§ TASK REQUIREMENTS
(A) Answer these questions from the text on polling accuracy:
(i) By how many percentage points did Clinton lead the national popular vote?
(ii) Which group did most state polls overrepresent?
(iii) What was the Democratic Party's national advantage in the final 2018 House vote?
(B) Duplicate the part of the text on polling accuracy starting at "The problems with" and ending at "final polling average.".
(TEXT SECTION begins)
The problems with state polls in 2016 do not mean that polling overall is broken. Yes, polls in the Upper Midwest systematically underestimated support for Trump, but experts figured out why: Undecided voters ultimately broke heavily for Trump; most state polls overrepresented college graduates; and turnout was higher than expected in many rural counties but lower in urban ones. Lost in the shuffle, meanwhile, was that national polls in 2016 were quite accurate by historical standards. Clinton’s advantage in the national popular vote ended up being 2 percentage points, compared with 3 points in the final polling average.

The 2018 midterms brought further evidence that polling still works well when done carefully. The Democratic Party’s advantage nationally in the U.S. House of Representatives ended up being 9 points in the final vote, versus an average of 7 points in the final polls.
(TEXT SECTION ends)
(LISTED RECORDS begins)
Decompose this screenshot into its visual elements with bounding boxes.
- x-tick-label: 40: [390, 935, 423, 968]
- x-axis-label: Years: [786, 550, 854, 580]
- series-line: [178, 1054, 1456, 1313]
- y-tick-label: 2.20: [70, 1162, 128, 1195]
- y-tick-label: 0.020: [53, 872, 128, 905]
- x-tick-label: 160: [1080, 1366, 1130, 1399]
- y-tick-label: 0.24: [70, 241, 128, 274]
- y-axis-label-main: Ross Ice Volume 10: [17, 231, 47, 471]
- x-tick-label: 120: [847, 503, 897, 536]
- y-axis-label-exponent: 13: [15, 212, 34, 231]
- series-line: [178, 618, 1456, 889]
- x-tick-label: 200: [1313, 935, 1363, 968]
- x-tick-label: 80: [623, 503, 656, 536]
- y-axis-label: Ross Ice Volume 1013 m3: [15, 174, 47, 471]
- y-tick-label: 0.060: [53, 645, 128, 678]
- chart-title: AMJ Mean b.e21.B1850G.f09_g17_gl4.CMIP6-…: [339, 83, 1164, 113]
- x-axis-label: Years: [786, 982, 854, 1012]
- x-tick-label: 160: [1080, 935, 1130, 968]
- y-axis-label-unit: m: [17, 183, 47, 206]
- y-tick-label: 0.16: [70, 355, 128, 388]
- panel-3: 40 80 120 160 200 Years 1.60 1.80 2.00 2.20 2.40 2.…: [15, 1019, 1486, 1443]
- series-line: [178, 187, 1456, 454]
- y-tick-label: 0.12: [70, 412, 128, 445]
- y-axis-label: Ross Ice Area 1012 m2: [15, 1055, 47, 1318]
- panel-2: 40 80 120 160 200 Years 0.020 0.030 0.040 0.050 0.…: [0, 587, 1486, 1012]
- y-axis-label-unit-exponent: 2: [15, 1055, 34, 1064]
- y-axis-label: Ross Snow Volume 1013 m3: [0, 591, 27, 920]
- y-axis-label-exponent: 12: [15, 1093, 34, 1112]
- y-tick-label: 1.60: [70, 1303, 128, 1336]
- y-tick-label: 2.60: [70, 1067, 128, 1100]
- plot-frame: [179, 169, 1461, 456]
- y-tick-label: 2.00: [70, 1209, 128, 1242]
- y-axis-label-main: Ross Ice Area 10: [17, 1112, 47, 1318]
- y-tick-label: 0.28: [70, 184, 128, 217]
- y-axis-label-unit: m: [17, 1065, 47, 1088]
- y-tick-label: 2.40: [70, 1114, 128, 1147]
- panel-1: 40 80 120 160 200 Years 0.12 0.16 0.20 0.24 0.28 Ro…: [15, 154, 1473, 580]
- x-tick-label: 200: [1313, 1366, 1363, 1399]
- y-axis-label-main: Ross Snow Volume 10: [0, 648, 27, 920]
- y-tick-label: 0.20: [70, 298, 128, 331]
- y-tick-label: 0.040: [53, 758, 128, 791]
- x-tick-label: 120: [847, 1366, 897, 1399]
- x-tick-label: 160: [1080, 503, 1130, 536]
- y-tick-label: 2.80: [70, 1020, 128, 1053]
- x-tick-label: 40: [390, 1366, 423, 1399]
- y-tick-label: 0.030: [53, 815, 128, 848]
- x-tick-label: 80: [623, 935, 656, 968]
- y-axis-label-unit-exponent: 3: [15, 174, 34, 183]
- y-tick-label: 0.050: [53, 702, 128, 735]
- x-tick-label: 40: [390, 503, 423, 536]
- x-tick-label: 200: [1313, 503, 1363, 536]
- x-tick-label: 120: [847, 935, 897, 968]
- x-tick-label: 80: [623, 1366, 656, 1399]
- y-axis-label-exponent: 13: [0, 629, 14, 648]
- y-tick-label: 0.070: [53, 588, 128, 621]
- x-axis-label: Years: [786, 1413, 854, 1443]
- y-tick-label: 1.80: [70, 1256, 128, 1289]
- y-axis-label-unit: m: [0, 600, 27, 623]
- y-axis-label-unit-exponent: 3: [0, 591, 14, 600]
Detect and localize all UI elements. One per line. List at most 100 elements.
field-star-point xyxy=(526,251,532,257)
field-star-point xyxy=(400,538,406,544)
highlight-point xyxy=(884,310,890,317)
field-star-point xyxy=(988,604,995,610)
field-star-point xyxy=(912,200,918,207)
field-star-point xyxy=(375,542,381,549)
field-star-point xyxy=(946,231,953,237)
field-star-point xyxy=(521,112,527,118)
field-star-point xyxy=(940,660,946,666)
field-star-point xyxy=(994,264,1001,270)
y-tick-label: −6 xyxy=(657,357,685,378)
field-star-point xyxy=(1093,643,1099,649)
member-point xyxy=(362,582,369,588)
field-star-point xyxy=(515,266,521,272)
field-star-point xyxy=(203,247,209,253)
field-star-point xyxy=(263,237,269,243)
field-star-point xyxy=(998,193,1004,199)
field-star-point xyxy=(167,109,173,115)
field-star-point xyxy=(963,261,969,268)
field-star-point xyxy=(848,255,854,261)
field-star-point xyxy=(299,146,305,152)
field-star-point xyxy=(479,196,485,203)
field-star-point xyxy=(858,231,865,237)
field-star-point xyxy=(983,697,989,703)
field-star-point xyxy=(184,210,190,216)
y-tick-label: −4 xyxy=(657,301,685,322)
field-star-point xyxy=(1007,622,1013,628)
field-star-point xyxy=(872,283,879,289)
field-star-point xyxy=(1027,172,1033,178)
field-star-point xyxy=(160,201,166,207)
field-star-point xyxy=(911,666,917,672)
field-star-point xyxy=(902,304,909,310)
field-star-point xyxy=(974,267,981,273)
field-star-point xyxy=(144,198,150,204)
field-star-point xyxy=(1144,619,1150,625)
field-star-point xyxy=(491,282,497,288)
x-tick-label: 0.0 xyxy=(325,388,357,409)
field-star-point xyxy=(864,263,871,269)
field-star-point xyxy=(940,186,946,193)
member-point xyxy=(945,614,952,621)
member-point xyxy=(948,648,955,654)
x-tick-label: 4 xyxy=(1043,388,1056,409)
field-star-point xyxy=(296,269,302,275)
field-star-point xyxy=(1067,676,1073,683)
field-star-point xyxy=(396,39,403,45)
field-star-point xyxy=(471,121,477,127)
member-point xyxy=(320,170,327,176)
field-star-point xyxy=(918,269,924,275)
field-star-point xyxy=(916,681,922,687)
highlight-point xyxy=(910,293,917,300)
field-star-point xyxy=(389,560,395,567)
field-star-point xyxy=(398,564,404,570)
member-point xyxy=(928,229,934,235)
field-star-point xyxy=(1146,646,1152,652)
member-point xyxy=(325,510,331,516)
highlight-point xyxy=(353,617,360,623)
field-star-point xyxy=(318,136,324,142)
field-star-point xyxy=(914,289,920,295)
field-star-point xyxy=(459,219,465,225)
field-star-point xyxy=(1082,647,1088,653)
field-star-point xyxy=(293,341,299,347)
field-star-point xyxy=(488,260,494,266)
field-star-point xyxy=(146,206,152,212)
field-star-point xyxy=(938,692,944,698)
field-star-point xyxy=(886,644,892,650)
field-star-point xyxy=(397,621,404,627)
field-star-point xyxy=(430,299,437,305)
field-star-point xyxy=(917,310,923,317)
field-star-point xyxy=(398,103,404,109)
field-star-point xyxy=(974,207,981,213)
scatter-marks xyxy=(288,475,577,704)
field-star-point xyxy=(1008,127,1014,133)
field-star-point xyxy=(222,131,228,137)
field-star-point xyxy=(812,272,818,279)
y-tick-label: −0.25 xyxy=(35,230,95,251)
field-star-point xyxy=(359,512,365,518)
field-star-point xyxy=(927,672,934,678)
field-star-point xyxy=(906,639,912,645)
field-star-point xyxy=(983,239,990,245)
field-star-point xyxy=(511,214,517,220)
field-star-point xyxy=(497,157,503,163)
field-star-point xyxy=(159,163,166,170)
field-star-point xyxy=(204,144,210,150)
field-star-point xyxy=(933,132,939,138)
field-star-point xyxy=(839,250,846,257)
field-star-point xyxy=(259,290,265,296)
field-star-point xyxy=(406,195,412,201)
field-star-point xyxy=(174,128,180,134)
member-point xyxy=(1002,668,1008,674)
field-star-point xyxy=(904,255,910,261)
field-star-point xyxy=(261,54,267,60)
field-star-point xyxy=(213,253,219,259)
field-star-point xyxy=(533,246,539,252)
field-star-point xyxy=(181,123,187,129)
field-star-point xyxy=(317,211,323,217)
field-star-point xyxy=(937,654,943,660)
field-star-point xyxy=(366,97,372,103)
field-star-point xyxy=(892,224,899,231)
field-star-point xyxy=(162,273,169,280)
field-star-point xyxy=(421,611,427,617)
(LISTED RECORDS ends)
§ SOLUTION LIST
(A)
(i) 2 percentage points
(ii) College graduates
(iii) 9 points

(B)
The problems with state polls in 2016 do not mean that polling overall is broken. Yes, polls in the Upper Midwest systematically underestimated support for Trump, but experts figured out why: Undecided voters ultimately broke heavily for Trump; most state polls overrepresented college graduates; and turnout was higher than expected in many rural counties but lower in urban ones. Lost in the shuffle, meanwhile, was that national polls in 2016 were quite accurate by historical standards. Clinton’s advantage in the national popular vote ended up being 2 percentage points, compared with 3 points in the final polling average.